#### DATA RECORDS

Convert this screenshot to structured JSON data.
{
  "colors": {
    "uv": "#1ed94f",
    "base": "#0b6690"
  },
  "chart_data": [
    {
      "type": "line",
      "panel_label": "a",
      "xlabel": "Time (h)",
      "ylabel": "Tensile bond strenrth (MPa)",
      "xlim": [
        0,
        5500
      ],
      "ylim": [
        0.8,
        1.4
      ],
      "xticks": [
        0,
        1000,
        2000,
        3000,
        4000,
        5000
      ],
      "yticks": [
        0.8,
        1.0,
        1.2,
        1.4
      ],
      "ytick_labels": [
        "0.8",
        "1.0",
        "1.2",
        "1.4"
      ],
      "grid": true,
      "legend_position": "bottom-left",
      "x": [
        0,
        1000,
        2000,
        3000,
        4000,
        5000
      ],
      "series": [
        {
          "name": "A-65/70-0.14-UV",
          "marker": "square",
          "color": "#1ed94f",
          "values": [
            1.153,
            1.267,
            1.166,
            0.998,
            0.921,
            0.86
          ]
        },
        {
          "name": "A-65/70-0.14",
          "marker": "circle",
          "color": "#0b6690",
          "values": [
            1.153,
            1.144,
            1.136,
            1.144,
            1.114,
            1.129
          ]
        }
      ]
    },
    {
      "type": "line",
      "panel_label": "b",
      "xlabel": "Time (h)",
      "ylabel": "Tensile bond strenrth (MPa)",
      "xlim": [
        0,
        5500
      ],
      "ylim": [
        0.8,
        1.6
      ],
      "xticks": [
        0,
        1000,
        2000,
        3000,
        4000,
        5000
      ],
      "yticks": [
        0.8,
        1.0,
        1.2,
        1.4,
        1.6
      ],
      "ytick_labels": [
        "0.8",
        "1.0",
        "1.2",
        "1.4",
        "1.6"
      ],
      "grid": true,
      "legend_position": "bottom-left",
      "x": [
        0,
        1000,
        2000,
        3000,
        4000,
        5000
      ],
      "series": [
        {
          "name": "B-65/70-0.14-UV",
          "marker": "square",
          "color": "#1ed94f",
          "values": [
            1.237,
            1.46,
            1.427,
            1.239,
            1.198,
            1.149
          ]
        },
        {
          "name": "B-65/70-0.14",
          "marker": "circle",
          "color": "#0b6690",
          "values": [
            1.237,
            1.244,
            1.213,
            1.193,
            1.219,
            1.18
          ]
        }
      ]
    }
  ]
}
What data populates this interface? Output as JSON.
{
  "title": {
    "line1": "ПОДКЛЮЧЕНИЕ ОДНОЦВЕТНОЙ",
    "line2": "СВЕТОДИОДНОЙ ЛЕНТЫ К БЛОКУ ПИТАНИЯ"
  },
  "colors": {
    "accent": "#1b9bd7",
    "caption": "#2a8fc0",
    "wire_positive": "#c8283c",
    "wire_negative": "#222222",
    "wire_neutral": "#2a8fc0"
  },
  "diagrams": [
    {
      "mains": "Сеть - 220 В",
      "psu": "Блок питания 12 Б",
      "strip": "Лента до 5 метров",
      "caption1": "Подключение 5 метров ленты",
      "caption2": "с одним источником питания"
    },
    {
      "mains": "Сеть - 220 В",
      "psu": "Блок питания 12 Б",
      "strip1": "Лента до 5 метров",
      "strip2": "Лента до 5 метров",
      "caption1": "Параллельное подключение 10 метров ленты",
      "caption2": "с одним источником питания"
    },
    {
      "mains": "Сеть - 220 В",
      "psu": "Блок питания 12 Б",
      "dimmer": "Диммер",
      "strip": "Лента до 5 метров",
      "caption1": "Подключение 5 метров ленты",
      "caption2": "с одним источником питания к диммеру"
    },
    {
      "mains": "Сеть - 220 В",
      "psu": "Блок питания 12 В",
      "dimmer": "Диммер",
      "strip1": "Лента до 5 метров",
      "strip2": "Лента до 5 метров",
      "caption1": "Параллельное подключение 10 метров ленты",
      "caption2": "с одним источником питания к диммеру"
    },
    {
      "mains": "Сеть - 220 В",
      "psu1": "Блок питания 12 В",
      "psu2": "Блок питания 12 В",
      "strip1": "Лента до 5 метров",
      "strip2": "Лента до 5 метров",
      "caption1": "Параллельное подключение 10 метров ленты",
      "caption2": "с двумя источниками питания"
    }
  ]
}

...

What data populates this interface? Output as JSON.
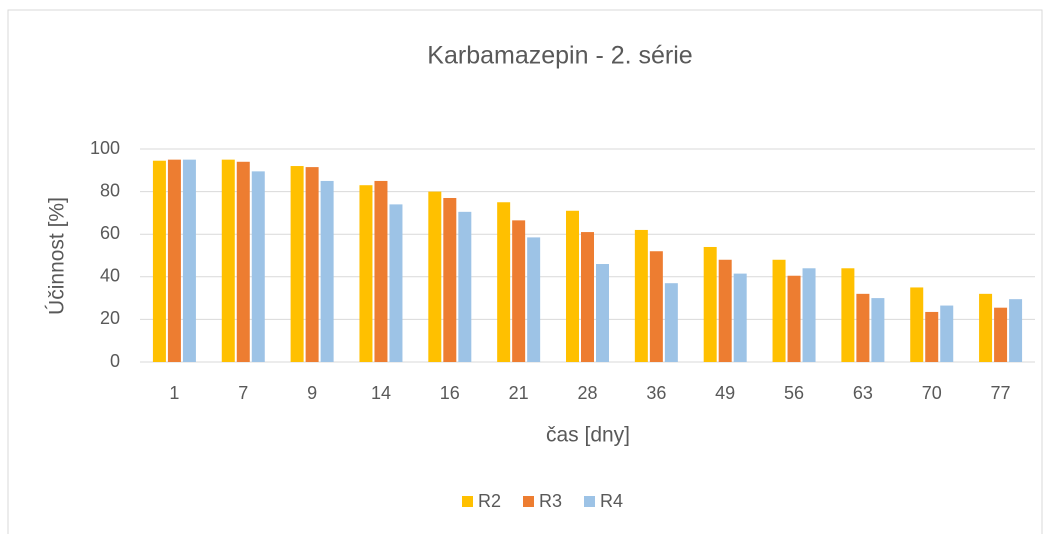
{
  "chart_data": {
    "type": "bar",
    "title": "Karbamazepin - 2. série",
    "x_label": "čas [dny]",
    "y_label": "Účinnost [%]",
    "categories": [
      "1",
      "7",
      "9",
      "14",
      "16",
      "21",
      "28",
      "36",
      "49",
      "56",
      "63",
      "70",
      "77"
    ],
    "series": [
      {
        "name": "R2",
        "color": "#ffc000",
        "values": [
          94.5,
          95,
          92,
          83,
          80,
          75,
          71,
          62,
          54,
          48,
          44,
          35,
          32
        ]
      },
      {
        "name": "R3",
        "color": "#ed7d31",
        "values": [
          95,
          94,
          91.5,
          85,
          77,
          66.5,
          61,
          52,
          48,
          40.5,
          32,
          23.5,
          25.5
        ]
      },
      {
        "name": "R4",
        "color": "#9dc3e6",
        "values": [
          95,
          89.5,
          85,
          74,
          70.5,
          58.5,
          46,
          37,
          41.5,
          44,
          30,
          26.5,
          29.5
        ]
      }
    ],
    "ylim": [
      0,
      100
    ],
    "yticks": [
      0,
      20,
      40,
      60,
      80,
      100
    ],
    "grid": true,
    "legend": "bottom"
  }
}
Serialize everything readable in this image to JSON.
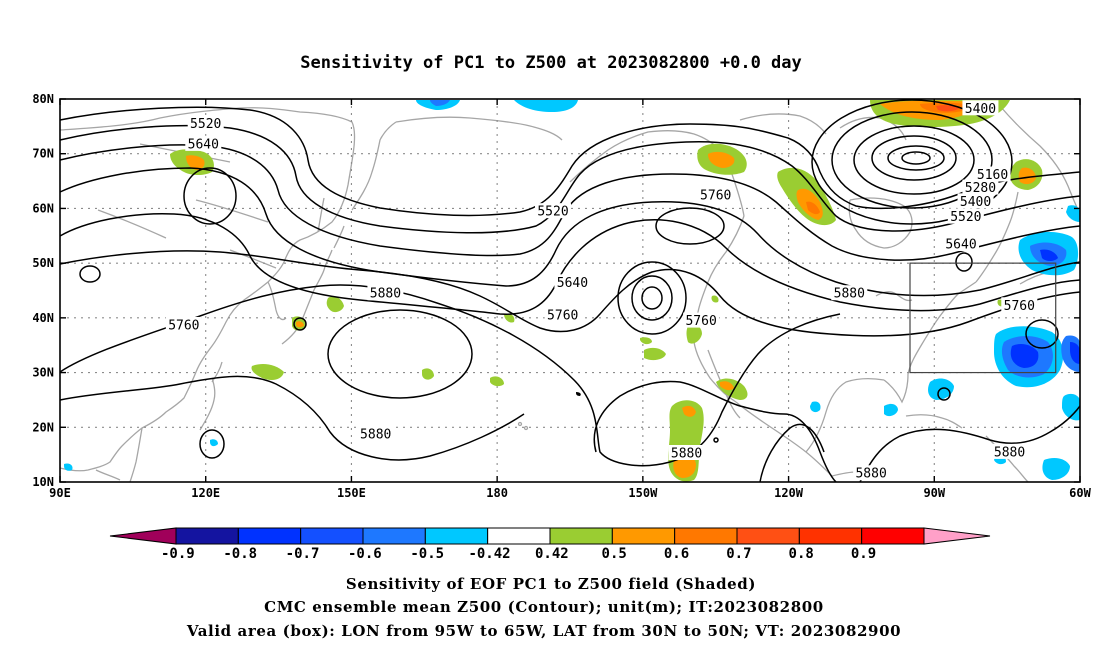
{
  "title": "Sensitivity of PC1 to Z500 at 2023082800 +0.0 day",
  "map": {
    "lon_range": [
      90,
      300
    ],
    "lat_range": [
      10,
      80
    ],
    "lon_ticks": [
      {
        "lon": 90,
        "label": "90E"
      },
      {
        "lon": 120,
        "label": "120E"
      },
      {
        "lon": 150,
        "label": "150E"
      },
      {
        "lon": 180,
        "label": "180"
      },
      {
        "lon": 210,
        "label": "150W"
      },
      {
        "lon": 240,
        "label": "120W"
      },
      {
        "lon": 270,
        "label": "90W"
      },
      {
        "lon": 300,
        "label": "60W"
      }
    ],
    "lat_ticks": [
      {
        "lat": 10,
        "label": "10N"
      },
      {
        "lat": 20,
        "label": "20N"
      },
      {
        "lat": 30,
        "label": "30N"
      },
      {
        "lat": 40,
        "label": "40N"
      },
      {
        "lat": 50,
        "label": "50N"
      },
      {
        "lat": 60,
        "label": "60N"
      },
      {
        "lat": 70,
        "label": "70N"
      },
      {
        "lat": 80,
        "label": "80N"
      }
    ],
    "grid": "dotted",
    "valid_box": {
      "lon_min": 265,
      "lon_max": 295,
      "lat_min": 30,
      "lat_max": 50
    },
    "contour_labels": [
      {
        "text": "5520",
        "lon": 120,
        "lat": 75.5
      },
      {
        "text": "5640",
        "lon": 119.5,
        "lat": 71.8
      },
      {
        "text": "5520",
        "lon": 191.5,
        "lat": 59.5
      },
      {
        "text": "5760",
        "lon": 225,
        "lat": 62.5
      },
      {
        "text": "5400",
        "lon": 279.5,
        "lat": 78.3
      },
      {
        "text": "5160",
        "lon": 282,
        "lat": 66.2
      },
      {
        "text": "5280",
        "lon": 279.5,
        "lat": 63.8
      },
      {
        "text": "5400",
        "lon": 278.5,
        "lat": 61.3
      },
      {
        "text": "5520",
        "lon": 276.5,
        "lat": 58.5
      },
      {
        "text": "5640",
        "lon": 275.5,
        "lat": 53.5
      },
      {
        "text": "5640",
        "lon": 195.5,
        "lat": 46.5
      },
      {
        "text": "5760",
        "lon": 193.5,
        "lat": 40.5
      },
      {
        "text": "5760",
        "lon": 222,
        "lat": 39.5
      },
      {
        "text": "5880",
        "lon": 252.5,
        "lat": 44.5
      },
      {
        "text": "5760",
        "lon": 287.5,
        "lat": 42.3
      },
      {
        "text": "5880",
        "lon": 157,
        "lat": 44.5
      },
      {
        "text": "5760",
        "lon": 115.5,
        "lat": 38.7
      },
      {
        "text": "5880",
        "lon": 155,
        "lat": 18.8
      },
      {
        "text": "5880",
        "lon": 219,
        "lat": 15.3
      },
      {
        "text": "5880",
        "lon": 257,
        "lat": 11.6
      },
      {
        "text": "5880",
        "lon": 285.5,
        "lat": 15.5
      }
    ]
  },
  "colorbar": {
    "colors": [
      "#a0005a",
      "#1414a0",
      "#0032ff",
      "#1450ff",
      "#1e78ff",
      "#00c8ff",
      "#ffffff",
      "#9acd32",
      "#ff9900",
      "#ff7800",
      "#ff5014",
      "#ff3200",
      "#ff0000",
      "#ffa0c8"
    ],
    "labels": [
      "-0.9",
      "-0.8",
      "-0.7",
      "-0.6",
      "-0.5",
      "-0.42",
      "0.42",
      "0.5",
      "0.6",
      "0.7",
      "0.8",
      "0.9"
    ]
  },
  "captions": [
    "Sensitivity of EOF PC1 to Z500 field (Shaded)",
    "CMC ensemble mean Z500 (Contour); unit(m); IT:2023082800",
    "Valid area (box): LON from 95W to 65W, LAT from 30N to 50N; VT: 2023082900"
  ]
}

#### WHAT YOU SHOULD DO
Search the data for the string "grid" and copy each line where it appears.

#### WRITTEN ANSWER
      "grid": true,
      "grid": true,
    "grid": true,
    "grid": "dotted",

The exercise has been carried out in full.